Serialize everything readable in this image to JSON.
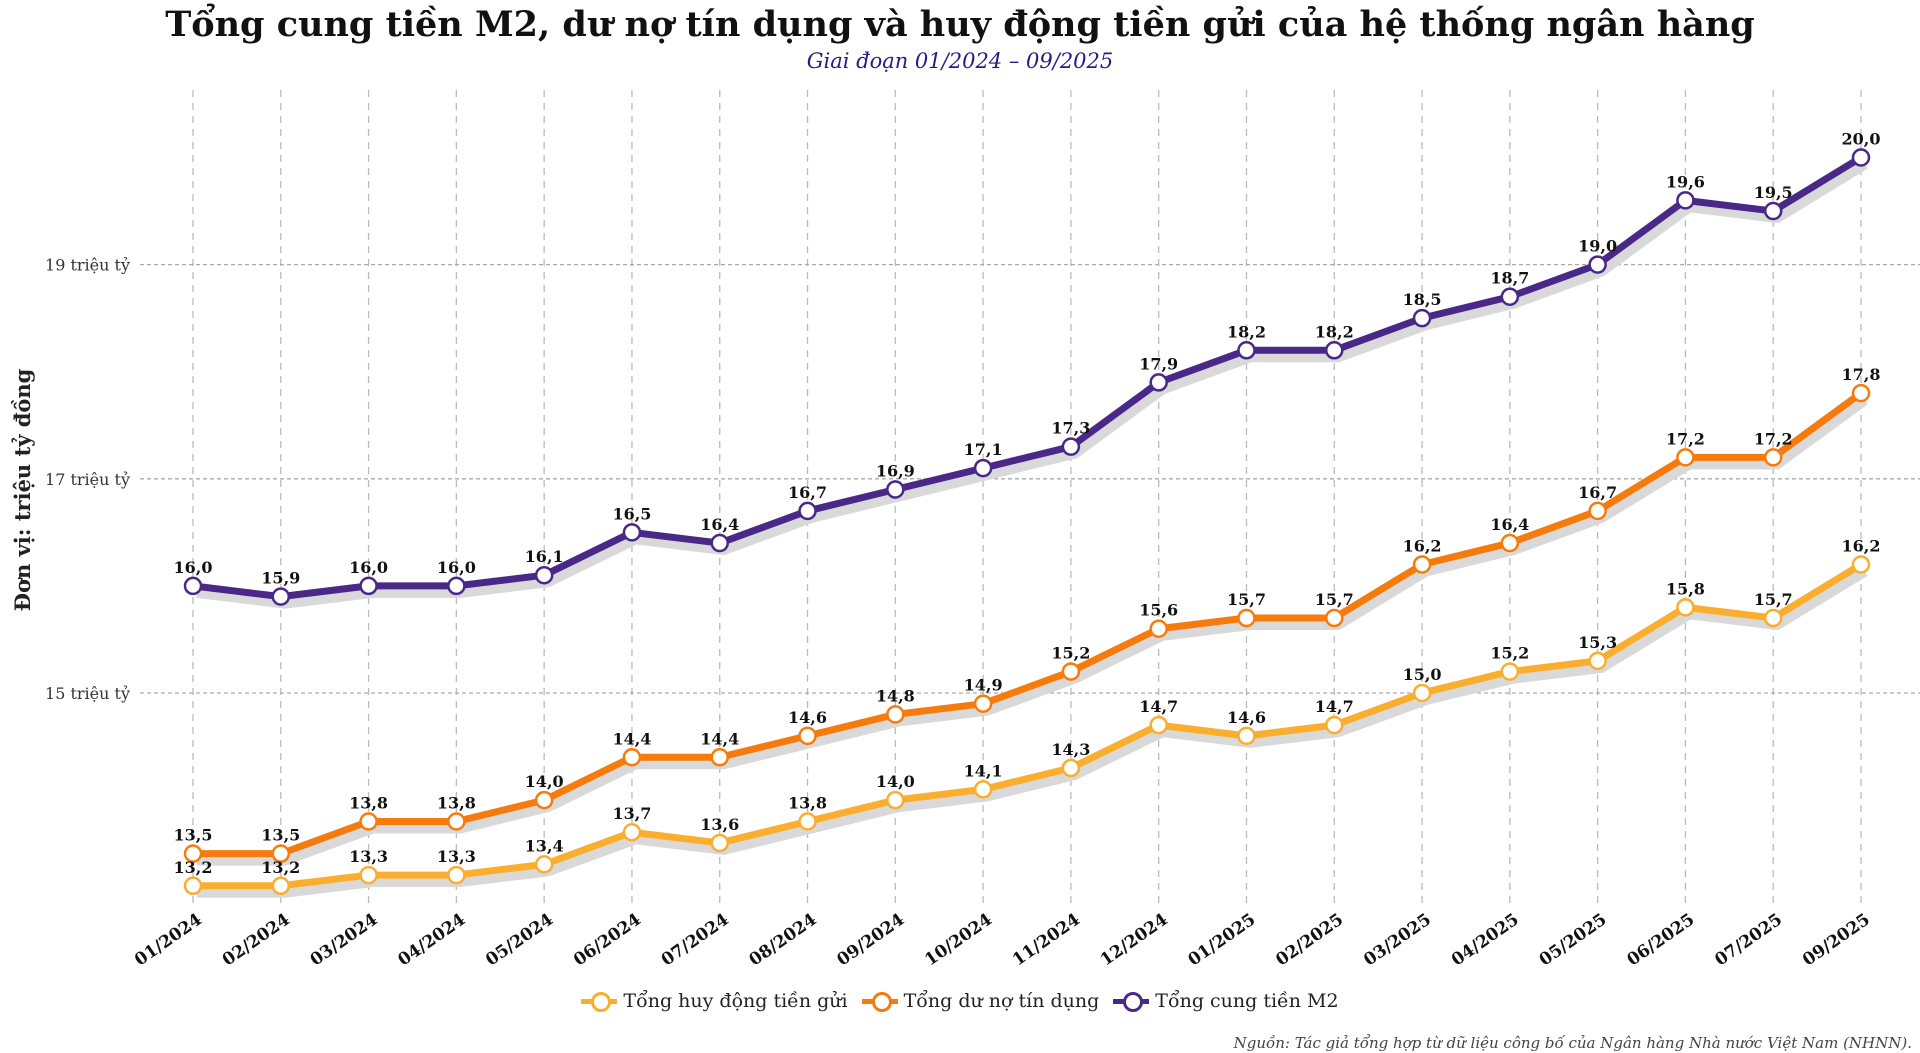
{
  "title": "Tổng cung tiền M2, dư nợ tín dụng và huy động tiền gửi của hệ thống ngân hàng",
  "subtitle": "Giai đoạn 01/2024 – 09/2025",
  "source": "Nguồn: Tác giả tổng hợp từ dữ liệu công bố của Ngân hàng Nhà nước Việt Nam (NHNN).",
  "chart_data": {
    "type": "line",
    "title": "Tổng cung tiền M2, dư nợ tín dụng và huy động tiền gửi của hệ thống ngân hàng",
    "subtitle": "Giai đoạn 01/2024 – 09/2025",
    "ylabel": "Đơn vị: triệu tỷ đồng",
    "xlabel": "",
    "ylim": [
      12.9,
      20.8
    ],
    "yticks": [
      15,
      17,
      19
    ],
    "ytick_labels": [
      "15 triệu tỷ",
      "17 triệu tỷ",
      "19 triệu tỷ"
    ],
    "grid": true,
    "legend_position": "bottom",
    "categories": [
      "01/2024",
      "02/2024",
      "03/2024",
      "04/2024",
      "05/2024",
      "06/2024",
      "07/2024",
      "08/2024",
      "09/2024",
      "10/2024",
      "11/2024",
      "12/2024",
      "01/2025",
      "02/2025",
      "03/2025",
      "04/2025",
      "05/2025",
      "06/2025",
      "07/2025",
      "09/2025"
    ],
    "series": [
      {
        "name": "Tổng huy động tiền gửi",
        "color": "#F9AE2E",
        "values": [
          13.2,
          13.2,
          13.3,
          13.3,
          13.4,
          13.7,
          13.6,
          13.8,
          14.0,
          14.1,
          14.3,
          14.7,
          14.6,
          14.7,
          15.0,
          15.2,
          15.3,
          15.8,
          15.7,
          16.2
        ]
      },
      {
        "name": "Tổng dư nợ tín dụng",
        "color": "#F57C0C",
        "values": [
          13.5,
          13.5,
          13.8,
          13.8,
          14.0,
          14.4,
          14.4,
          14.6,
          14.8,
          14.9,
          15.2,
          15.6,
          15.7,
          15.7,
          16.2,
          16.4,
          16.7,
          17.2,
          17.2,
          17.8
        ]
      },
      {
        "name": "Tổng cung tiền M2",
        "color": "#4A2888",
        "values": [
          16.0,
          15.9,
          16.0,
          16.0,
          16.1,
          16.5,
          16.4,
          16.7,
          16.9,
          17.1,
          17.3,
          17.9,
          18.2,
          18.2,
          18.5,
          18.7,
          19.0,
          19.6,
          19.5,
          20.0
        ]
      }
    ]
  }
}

━━━━━━━━

**Stated task**
Pull out all lines from the entries above in which the word "động" appears.

**Expected output**
  "title": "Tổng cung tiền M2, dư nợ tín dụng và huy động tiền gửi của hệ thống ngân hàng",
    "title": "Tổng cung tiền M2, dư nợ tín dụng và huy động tiền gửi của hệ thống ngân hàng",
        "name": "Tổng huy động tiền gửi",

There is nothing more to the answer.